-- START Information supplied --

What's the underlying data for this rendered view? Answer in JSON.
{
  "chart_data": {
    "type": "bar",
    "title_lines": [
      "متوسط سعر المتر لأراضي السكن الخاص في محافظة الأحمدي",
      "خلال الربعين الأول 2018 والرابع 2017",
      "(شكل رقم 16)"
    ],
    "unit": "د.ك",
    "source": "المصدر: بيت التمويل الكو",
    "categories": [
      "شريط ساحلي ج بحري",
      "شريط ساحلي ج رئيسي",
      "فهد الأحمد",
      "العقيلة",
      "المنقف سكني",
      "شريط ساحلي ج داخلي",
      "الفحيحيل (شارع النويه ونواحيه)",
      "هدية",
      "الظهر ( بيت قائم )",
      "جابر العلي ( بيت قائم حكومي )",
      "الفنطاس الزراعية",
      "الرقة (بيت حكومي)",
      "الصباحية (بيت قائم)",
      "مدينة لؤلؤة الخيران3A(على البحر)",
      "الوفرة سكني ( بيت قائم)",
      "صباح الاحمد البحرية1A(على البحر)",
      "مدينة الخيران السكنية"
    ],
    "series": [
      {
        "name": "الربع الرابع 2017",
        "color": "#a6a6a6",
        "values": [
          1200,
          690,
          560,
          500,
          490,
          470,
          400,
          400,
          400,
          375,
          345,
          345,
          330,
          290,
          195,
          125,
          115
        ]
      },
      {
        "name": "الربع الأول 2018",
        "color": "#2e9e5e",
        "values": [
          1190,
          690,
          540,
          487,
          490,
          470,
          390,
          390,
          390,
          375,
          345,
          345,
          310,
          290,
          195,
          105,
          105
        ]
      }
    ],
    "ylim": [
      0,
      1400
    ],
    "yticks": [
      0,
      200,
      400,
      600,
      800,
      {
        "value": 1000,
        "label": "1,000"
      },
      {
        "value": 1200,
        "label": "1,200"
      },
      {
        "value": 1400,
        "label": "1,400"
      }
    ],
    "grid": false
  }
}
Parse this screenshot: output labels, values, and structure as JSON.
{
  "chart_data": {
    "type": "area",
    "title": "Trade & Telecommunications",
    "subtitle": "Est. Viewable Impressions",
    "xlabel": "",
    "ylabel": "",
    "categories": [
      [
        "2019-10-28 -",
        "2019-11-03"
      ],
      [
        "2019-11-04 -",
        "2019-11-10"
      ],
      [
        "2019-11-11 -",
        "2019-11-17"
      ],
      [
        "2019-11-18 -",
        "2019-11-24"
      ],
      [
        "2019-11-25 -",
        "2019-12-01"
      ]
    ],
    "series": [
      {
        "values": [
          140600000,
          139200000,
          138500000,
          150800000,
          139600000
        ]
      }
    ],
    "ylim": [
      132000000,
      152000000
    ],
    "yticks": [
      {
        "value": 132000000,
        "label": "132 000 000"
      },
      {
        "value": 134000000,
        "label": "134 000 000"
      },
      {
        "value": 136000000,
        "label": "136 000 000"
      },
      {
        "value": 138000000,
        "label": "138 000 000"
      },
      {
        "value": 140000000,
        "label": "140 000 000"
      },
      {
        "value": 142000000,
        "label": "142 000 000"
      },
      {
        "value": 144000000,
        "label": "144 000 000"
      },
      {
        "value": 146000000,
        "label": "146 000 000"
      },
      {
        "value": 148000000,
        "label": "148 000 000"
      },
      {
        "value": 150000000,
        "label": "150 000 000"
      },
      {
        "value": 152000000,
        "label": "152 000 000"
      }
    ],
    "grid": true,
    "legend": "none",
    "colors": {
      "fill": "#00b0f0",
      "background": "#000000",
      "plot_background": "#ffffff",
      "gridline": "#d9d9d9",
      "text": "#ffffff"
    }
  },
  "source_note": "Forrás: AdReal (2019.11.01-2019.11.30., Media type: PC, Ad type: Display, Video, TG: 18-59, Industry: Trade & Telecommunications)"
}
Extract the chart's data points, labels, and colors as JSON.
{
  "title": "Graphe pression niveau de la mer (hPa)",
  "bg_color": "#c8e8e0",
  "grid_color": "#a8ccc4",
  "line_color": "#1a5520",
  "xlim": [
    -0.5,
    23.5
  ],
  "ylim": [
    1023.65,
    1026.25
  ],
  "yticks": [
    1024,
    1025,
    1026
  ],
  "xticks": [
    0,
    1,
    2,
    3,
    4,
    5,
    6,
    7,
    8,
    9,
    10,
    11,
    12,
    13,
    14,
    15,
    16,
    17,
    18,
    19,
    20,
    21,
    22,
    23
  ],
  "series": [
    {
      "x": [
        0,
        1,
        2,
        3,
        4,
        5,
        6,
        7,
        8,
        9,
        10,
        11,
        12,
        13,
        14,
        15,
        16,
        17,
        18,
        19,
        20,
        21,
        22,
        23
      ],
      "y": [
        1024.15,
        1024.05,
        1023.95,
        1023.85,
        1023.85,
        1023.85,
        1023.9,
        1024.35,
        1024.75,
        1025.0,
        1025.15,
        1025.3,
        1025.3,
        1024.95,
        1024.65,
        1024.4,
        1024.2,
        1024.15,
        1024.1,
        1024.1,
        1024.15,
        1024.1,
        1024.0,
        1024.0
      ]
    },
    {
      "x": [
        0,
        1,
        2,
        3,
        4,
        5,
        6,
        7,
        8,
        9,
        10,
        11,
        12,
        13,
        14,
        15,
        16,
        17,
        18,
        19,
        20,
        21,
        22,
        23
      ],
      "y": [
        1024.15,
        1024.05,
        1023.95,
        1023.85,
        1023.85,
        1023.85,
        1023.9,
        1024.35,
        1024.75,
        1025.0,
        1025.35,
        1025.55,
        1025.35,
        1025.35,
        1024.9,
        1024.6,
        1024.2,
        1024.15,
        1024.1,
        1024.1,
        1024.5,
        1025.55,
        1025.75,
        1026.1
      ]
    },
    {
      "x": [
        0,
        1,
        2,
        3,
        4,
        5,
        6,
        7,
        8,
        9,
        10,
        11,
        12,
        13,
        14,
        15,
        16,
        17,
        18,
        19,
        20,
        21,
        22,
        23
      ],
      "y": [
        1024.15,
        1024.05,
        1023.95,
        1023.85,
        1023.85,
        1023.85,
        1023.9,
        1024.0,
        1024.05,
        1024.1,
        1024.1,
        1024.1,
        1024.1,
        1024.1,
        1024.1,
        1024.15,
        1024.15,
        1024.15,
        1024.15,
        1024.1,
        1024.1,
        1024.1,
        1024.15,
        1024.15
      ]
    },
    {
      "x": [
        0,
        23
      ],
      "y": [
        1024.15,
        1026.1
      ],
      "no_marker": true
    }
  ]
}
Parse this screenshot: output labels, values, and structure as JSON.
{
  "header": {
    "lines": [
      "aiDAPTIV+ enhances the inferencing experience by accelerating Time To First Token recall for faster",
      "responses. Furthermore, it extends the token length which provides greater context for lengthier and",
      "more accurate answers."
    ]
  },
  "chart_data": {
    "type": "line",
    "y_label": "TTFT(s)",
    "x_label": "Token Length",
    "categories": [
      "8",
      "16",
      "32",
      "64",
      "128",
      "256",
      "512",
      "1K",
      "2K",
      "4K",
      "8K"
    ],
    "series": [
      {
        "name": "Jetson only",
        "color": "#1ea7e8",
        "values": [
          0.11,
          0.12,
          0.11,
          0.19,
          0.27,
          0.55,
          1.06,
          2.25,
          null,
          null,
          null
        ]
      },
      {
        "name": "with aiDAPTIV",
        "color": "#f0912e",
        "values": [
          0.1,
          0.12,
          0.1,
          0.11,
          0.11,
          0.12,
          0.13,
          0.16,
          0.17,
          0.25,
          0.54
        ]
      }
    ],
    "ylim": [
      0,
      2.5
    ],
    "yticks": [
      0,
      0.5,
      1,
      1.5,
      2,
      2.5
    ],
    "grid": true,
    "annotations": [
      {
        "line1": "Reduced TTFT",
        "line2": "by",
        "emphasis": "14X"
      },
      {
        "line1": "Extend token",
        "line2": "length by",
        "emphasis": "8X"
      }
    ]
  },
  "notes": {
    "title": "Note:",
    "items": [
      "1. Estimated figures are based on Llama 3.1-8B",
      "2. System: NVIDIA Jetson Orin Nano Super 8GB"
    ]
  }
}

-- END Information supplied --

§ Task to complete
From the listing, copy every line where the string "حكومي" appears.

§ Result below
      "جابر العلي ( بيت قائم حكومي )",
      "الرقة (بيت حكومي)",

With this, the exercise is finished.